EXERCISE OBJECTIVE |
Extract all lines in the data that contain the word "What".

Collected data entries
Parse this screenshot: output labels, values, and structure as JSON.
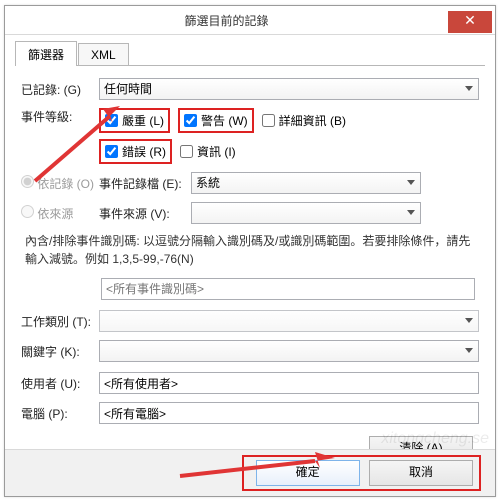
{
  "title": "篩選目前的記錄",
  "tabs": {
    "filter": "篩選器",
    "xml": "XML"
  },
  "labels": {
    "logged": "已記錄: (G)",
    "level": "事件等級:",
    "byLog": "依記錄 (O)",
    "bySource": "依來源",
    "logField": "事件記錄檔 (E):",
    "sourceField": "事件來源 (V):",
    "task": "工作類別 (T):",
    "keyword": "關鍵字 (K):",
    "user": "使用者 (U):",
    "computer": "電腦 (P):"
  },
  "levels": {
    "critical": "嚴重 (L)",
    "warning": "警告 (W)",
    "verbose": "詳細資訊 (B)",
    "error": "錯誤 (R)",
    "info": "資訊 (I)"
  },
  "values": {
    "logged": "任何時間",
    "logField": "系統",
    "sourceField": "",
    "task": "",
    "keyword": "",
    "user": "<所有使用者>",
    "computer": "<所有電腦>",
    "idPlaceholder": "<所有事件識別碼>"
  },
  "helptext": "內含/排除事件識別碼: 以逗號分隔輸入識別碼及/或識別碼範圍。若要排除條件，請先輸入減號。例如 1,3,5-99,-76(N)",
  "buttons": {
    "clear": "清除 (A)",
    "ok": "確定",
    "cancel": "取消"
  },
  "close": "✕",
  "watermark": "xitongcheng.se"
}
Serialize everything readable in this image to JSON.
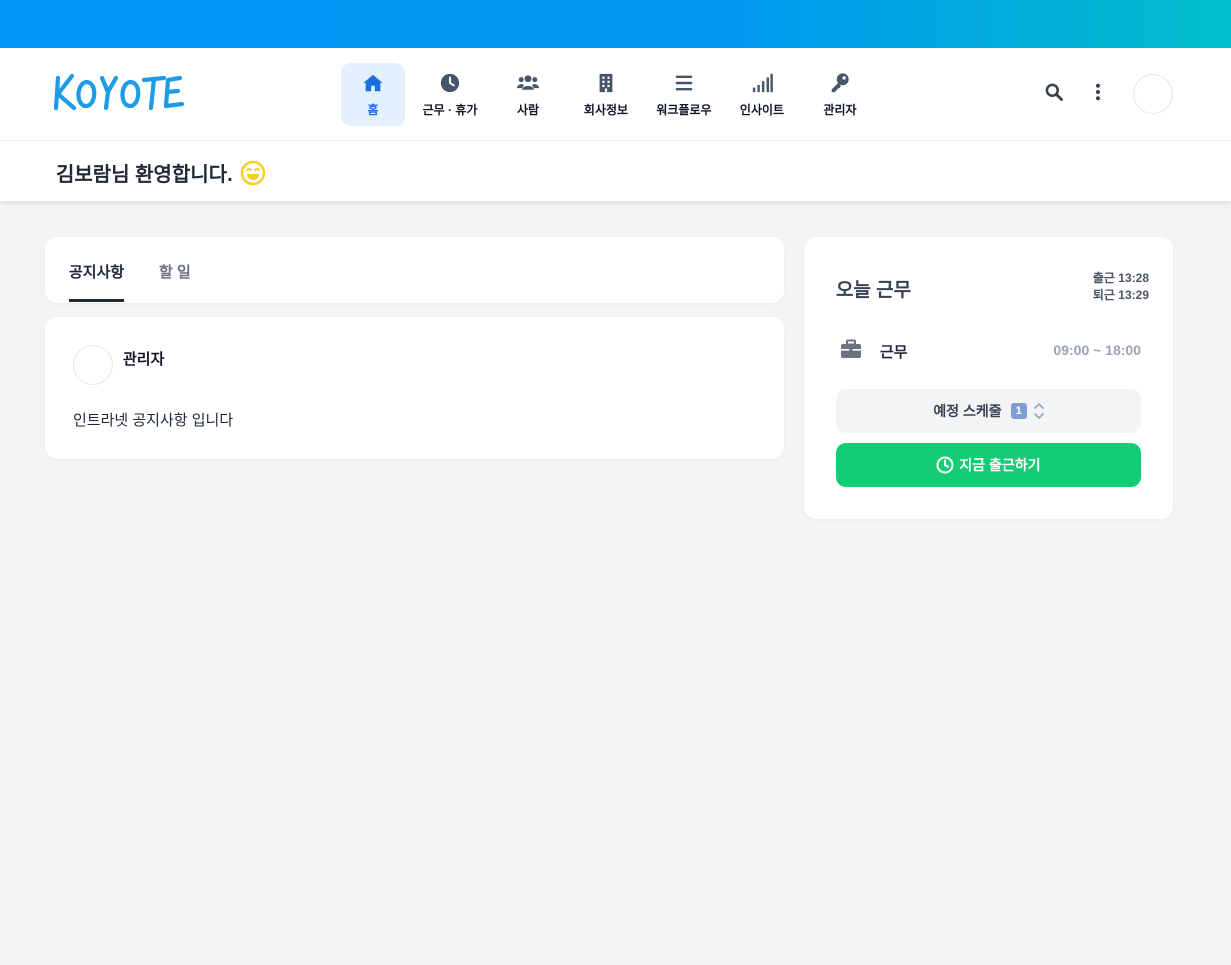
{
  "app": {
    "logo_text": "KOYOTE",
    "accent_color": "#1d6fe0",
    "brand_gradient": [
      "#0195f6",
      "#02bdca"
    ]
  },
  "nav": {
    "items": [
      {
        "label": "홈",
        "icon": "home-icon",
        "active": true
      },
      {
        "label": "근무 · 휴가",
        "icon": "clock-icon",
        "active": false
      },
      {
        "label": "사람",
        "icon": "people-icon",
        "active": false
      },
      {
        "label": "회사정보",
        "icon": "building-icon",
        "active": false
      },
      {
        "label": "워크플로우",
        "icon": "list-icon",
        "active": false
      },
      {
        "label": "인사이트",
        "icon": "signal-icon",
        "active": false
      },
      {
        "label": "관리자",
        "icon": "key-icon",
        "active": false
      }
    ]
  },
  "header_actions": {
    "search_icon": "search-icon",
    "more_icon": "more-vertical-icon"
  },
  "welcome": {
    "text": "김보람님 환영합니다.",
    "emoji_icon": "wink-smile-icon"
  },
  "tabs": [
    {
      "label": "공지사항",
      "active": true
    },
    {
      "label": "할 일",
      "active": false
    }
  ],
  "notice": {
    "author": "관리자",
    "body": "인트라넷 공지사항 입니다"
  },
  "today_work": {
    "title": "오늘 근무",
    "check_in": "출근 13:28",
    "check_out": "퇴근 13:29",
    "work_label": "근무",
    "work_hours": "09:00 ~ 18:00",
    "schedule_label": "예정 스케줄",
    "schedule_count": "1",
    "checkin_button": "지금 출근하기",
    "checkin_color": "#13cc73"
  }
}
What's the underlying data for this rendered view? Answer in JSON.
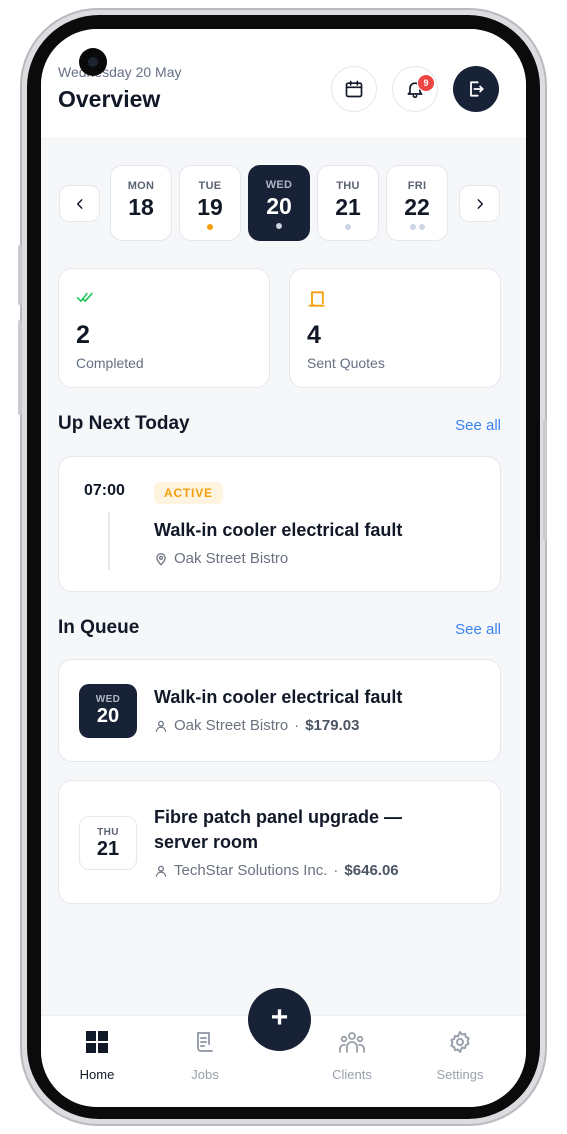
{
  "header": {
    "date_label": "Wednesday 20 May",
    "title": "Overview",
    "notification_count": "9"
  },
  "week": {
    "days": [
      {
        "name": "MON",
        "date": "18"
      },
      {
        "name": "TUE",
        "date": "19"
      },
      {
        "name": "WED",
        "date": "20"
      },
      {
        "name": "THU",
        "date": "21"
      },
      {
        "name": "FRI",
        "date": "22"
      }
    ],
    "selected": "WED"
  },
  "stats": [
    {
      "value": "2",
      "label": "Completed"
    },
    {
      "value": "4",
      "label": "Sent Quotes"
    }
  ],
  "up_next": {
    "title": "Up Next Today",
    "see_all": "See all",
    "job": {
      "time": "07:00",
      "status": "ACTIVE",
      "title": "Walk-in cooler electrical fault",
      "location": "Oak Street Bistro"
    }
  },
  "queue": {
    "title": "In Queue",
    "see_all": "See all",
    "items": [
      {
        "day": "WED",
        "date": "20",
        "title": "Walk-in cooler electrical fault",
        "client": "Oak Street Bistro",
        "sep": "·",
        "price": "$179.03"
      },
      {
        "day": "THU",
        "date": "21",
        "title_line1": "Fibre patch panel upgrade —",
        "title_line2": "server room",
        "client": "TechStar Solutions Inc.",
        "sep": "·",
        "price": "$646.06"
      }
    ]
  },
  "tabs": [
    {
      "label": "Home"
    },
    {
      "label": "Jobs"
    },
    {
      "label": "Clients"
    },
    {
      "label": "Settings"
    }
  ],
  "fab_label": "+",
  "colors": {
    "accent": "#172236",
    "link": "#3b82f6",
    "active": "#f59e0b",
    "badge": "#ef4444",
    "check": "#22c55e"
  }
}
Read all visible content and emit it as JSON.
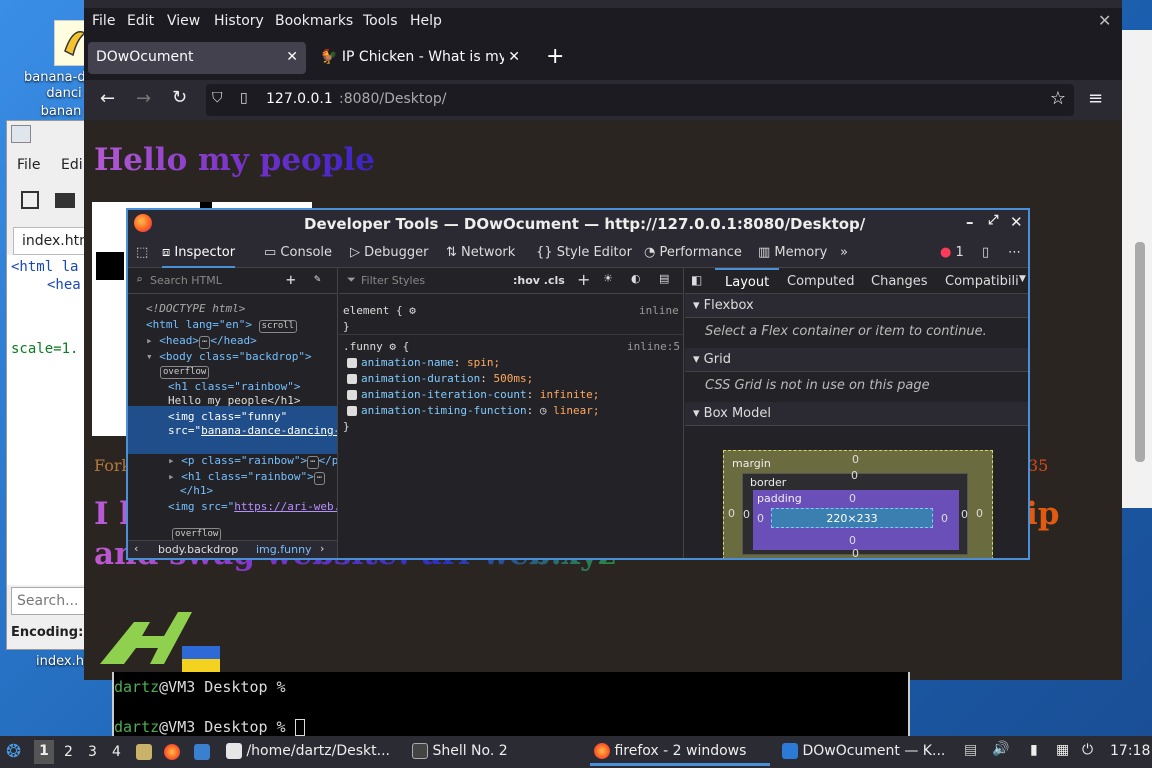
{
  "desktop": {
    "icon_label_1": "banana-dance-",
    "icon_label_2": "danci",
    "icon_label_3": "banan"
  },
  "kate": {
    "menu_file": "File",
    "menu_edit": "Edi",
    "tab_label": "index.htm",
    "code_line_1": "<html la",
    "code_line_2": "<hea",
    "code_line_3": "scale=1.",
    "search_placeholder": "Search...",
    "encoding_label": "Encoding:",
    "bottom_label": "index.htm"
  },
  "firefox": {
    "menu": [
      "File",
      "Edit",
      "View",
      "History",
      "Bookmarks",
      "Tools",
      "Help"
    ],
    "tabs": [
      {
        "label": "DOwOcument"
      },
      {
        "label": "IP Chicken - What is my I"
      }
    ],
    "url_host": "127.0.0.1",
    "url_rest": ":8080/Desktop/",
    "page": {
      "heading": "Hello my people",
      "fork_text": "Fork",
      "fork_suffix": "35",
      "big_text_left": "I l",
      "big_text_right": "ip",
      "bottom_text": "and swag website! ari-web.xyz"
    }
  },
  "devtools": {
    "title": "Developer Tools — DOwOcument — http://127.0.0.1:8080/Desktop/",
    "tabs": [
      "Inspector",
      "Console",
      "Debugger",
      "Network",
      "Style Editor",
      "Performance",
      "Memory"
    ],
    "error_count": "1",
    "search_html_placeholder": "Search HTML",
    "filter_styles_placeholder": "Filter Styles",
    "hov_cls": ":hov .cls",
    "layout_tabs": [
      "Layout",
      "Computed",
      "Changes",
      "Compatibili"
    ],
    "html_tree": {
      "doctype": "<!DOCTYPE html>",
      "html_open": "<html lang=\"en\">",
      "scroll_badge": "scroll",
      "head": "<head>",
      "head_close": "</head>",
      "body_open": "<body class=\"backdrop\">",
      "overflow_badge": "overflow",
      "h1_open": "<h1 class=\"rainbow\">",
      "h1_text": "Hello my people</h1>",
      "img_open": "<img class=\"funny\"",
      "img_src_attr": "src=\"",
      "img_src_value": "banana-dance-dancing-banana.gif",
      "img_close": "\">",
      "p_line": "<p class=\"rainbow\">",
      "p_close": "</p>",
      "h1b_line": "<h1 class=\"rainbow\">",
      "h1b_close": "</h1>",
      "img2_attr": "<img src=\"",
      "img2_value": "https://ari-web.xyz/favicon.ico",
      "img2_close": "\">",
      "overflow_badge_2": "overflow"
    },
    "breadcrumbs": [
      "body.backdrop",
      "img.funny"
    ],
    "rules": {
      "element_selector": "element {",
      "element_source": "inline",
      "close_brace": "}",
      "funny_selector": ".funny",
      "funny_source": "inline:5",
      "declarations": [
        {
          "prop": "animation-name",
          "value": "spin;"
        },
        {
          "prop": "animation-duration",
          "value": "500ms;"
        },
        {
          "prop": "animation-iteration-count",
          "value": "infinite;"
        },
        {
          "prop": "animation-timing-function",
          "value": "linear;"
        }
      ]
    },
    "layout": {
      "flexbox_label": "Flexbox",
      "flexbox_msg": "Select a Flex container or item to continue.",
      "grid_label": "Grid",
      "grid_msg": "CSS Grid is not in use on this page",
      "boxmodel_label": "Box Model",
      "margin_label": "margin",
      "border_label": "border",
      "padding_label": "padding",
      "content_size": "220×233",
      "zero": "0"
    }
  },
  "terminal": {
    "user": "dartz",
    "prompt_rest": "@VM3 Desktop %",
    "cursor": " "
  },
  "taskbar": {
    "workspaces": [
      "1",
      "2",
      "3",
      "4"
    ],
    "items": [
      {
        "label": "/home/dartz/Deskt..."
      },
      {
        "label": "Shell No. 2"
      },
      {
        "label": "firefox - 2 windows"
      },
      {
        "label": "DOwOcument — K..."
      }
    ],
    "clock": "17:18"
  }
}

WORKED ANSWER |
What's the underlying data for this rendered view? Answer in JSON.
        "label": "IP Chicken - What is my I"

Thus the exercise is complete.